§ **Work required**
Where a line of the material contains the string "name", copy that line.

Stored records
────

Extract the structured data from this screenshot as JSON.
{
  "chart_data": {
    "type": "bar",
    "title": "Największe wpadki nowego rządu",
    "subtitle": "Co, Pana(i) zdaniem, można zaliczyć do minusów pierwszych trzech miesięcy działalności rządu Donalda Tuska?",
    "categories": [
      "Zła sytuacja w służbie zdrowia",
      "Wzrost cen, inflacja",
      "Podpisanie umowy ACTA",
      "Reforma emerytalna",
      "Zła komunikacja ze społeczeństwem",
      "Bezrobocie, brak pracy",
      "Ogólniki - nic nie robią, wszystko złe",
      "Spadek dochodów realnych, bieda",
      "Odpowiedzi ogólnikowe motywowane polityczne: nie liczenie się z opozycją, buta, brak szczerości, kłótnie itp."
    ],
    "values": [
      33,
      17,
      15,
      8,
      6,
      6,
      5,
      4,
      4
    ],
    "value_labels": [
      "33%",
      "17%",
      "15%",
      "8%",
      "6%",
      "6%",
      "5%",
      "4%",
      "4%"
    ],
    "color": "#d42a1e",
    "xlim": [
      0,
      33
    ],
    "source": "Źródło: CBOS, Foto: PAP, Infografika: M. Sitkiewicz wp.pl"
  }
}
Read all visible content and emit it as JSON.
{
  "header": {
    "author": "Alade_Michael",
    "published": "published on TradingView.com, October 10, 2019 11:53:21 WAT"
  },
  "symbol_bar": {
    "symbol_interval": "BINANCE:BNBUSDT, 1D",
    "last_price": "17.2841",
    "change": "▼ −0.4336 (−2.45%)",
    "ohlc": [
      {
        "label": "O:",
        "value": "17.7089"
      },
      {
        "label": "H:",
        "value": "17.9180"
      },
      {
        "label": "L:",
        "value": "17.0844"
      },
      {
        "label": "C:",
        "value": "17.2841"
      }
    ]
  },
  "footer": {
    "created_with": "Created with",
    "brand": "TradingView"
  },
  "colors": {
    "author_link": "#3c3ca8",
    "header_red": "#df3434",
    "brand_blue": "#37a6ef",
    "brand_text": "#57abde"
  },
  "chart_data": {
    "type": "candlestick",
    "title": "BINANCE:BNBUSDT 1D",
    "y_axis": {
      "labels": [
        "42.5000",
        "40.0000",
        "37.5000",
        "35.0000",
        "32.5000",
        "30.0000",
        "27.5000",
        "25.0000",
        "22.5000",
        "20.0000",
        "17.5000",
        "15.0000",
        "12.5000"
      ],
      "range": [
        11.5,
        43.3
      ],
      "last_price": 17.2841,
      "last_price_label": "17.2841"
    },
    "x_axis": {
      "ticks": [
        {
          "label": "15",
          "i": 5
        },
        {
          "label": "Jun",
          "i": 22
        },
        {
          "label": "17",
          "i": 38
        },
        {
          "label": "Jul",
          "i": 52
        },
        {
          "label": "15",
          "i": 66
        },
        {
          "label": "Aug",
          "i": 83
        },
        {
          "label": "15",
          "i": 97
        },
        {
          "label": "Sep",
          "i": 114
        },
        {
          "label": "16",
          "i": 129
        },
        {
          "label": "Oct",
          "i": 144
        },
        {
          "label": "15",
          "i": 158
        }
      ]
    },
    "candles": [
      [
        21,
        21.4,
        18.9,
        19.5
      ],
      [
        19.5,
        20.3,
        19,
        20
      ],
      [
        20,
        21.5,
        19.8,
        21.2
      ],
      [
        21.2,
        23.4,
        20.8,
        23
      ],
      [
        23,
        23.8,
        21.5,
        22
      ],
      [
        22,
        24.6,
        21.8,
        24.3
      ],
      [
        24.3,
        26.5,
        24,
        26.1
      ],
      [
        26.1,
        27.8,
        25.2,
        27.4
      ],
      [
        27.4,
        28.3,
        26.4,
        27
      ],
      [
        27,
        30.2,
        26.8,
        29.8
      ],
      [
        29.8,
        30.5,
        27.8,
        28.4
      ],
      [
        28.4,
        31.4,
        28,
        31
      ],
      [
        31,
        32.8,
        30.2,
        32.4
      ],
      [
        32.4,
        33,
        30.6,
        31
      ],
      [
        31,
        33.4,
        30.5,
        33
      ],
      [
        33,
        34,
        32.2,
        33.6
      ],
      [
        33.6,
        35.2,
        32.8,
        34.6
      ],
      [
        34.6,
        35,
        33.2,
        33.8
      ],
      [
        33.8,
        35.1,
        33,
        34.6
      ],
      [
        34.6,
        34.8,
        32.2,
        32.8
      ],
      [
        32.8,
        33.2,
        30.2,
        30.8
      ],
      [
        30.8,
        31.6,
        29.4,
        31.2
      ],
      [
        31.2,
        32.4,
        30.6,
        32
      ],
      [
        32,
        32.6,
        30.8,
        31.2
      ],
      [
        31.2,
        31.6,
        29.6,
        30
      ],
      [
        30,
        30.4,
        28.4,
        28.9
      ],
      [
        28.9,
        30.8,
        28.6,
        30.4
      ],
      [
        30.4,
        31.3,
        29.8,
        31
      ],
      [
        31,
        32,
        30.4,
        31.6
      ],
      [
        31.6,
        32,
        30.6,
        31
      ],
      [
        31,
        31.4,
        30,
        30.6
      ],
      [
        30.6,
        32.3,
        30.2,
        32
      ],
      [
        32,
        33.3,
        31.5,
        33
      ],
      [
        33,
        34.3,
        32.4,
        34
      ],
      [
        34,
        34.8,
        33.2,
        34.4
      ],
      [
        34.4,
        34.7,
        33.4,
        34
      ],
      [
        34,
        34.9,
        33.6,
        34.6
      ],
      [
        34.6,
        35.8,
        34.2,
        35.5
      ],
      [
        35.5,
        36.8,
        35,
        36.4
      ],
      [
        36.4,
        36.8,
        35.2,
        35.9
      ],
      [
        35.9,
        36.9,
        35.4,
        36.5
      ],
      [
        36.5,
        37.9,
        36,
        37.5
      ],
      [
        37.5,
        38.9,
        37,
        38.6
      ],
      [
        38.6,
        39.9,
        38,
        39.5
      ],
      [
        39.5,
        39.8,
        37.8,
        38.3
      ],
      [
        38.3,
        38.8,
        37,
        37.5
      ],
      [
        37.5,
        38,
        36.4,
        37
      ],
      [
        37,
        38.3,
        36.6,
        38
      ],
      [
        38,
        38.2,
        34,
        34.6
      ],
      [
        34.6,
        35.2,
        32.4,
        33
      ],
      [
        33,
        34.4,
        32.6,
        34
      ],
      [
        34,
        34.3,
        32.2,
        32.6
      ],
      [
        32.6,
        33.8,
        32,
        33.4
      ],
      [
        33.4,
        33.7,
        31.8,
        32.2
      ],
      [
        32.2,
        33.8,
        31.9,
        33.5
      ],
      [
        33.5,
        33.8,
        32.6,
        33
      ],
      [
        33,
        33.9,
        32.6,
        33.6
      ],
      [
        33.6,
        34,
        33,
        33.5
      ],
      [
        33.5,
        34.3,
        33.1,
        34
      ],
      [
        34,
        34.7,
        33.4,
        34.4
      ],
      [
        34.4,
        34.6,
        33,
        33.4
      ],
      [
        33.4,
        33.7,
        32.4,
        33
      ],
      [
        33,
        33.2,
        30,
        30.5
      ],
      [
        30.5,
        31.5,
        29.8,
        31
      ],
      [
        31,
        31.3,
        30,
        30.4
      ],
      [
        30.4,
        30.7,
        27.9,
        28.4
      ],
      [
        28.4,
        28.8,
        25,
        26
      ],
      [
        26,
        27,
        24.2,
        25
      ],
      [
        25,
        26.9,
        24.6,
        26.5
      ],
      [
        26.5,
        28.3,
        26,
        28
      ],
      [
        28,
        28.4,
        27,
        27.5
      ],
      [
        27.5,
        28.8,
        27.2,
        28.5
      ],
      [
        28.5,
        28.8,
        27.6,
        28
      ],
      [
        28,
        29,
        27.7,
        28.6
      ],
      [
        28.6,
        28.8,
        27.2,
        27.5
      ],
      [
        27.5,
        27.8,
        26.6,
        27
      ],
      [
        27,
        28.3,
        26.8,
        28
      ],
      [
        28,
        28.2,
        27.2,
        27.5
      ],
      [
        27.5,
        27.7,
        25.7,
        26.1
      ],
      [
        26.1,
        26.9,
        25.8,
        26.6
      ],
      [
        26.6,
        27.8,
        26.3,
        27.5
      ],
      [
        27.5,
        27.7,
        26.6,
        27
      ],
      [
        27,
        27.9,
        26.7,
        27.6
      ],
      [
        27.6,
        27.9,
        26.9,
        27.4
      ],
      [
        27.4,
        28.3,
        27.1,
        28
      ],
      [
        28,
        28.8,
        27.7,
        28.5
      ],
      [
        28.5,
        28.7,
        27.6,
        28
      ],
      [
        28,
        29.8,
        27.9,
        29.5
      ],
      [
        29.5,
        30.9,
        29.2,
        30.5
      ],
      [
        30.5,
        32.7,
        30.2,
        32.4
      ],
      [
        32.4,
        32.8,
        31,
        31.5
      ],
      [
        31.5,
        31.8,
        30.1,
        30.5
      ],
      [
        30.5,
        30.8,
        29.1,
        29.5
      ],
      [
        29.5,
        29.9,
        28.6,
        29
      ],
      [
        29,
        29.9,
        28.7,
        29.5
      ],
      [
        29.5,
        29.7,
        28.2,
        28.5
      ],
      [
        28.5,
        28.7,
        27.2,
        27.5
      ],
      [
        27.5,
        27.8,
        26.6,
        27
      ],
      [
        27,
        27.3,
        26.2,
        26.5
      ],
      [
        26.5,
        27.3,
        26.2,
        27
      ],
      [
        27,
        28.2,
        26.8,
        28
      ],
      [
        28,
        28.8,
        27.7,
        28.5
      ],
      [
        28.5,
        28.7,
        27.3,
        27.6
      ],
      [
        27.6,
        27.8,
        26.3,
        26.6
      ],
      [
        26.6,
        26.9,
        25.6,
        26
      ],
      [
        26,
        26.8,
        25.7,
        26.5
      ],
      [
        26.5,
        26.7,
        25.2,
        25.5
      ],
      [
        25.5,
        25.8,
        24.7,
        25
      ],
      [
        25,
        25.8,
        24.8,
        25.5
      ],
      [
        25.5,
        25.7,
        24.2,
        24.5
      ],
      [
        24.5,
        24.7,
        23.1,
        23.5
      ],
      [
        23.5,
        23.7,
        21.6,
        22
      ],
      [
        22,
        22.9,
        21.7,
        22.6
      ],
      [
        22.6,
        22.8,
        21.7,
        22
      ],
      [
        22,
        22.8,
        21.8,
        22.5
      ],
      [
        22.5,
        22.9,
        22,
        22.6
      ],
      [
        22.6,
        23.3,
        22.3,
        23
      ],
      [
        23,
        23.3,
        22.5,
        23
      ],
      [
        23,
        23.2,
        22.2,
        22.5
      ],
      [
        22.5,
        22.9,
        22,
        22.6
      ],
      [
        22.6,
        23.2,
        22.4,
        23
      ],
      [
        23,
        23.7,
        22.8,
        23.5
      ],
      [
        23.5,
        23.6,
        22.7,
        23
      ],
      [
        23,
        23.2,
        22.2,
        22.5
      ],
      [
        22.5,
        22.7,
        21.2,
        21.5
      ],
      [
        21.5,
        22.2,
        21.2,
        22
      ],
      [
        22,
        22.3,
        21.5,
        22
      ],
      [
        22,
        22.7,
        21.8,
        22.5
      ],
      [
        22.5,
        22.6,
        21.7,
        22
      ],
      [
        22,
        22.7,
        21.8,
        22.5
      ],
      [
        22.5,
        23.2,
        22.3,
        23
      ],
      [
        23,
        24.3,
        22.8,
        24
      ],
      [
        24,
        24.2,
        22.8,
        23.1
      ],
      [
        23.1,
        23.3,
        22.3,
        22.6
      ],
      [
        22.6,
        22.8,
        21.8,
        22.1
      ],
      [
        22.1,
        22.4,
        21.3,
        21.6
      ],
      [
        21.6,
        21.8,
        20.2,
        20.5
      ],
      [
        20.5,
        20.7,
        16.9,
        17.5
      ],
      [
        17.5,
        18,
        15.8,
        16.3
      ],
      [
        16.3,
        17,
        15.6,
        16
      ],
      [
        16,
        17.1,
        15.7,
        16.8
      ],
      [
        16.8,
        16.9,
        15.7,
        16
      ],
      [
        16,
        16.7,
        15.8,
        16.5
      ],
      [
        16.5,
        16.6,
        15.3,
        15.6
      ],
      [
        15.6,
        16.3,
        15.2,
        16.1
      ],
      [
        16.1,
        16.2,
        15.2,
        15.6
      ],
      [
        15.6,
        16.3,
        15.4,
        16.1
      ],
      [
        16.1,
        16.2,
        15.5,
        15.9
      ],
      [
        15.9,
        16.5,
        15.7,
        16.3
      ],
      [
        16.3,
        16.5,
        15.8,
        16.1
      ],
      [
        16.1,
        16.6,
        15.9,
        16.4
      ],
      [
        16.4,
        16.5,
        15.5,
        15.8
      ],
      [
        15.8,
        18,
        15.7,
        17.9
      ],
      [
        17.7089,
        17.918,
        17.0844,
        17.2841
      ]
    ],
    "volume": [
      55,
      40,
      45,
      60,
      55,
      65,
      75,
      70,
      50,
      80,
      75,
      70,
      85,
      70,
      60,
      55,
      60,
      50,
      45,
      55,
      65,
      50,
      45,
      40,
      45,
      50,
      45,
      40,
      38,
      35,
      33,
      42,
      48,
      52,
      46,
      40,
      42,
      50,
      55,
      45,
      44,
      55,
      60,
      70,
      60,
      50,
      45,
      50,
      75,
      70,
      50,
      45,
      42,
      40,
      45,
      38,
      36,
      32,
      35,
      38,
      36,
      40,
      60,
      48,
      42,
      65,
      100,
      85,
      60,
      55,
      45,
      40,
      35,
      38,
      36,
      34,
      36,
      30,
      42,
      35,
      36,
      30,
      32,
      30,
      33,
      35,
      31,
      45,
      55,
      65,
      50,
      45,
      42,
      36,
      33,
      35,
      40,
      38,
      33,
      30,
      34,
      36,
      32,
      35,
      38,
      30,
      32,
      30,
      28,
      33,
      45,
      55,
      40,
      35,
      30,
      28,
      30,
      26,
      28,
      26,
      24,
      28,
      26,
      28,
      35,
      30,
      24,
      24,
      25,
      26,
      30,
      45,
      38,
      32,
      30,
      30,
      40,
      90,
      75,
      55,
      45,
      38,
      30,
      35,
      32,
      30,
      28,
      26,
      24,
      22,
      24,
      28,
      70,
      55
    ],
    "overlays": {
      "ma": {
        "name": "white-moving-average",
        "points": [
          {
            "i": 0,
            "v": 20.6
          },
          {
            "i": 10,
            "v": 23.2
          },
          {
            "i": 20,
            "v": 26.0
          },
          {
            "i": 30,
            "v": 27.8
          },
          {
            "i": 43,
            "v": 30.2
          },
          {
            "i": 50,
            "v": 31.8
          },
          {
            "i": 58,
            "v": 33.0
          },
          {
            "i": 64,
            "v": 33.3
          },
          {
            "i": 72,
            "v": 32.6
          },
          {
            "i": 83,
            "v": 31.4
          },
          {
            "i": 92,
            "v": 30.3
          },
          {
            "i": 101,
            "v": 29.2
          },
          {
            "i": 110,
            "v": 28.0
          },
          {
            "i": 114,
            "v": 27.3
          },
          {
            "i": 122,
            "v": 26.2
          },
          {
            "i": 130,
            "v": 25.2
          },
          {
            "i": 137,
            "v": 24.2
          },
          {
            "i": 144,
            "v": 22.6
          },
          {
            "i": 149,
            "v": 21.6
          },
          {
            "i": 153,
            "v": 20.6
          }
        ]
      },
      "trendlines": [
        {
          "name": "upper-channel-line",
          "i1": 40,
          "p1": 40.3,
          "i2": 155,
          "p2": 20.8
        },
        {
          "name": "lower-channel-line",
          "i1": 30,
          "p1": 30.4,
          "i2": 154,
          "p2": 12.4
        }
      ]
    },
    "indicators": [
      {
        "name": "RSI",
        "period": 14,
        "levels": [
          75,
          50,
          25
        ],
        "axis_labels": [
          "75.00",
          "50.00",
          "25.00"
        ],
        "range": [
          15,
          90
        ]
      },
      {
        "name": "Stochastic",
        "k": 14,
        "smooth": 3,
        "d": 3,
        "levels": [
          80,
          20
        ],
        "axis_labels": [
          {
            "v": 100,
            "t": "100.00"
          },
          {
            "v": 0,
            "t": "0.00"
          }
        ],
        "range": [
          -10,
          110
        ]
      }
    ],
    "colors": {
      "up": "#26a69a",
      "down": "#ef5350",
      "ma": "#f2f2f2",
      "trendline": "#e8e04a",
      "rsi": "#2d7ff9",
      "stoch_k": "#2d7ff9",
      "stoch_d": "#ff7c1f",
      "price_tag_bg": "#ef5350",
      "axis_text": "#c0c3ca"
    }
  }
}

────

§ **The reply**
        "name": "white-moving-average",
          "name": "upper-channel-line",
          "name": "lower-channel-line",
        "name": "RSI",
        "name": "Stochastic",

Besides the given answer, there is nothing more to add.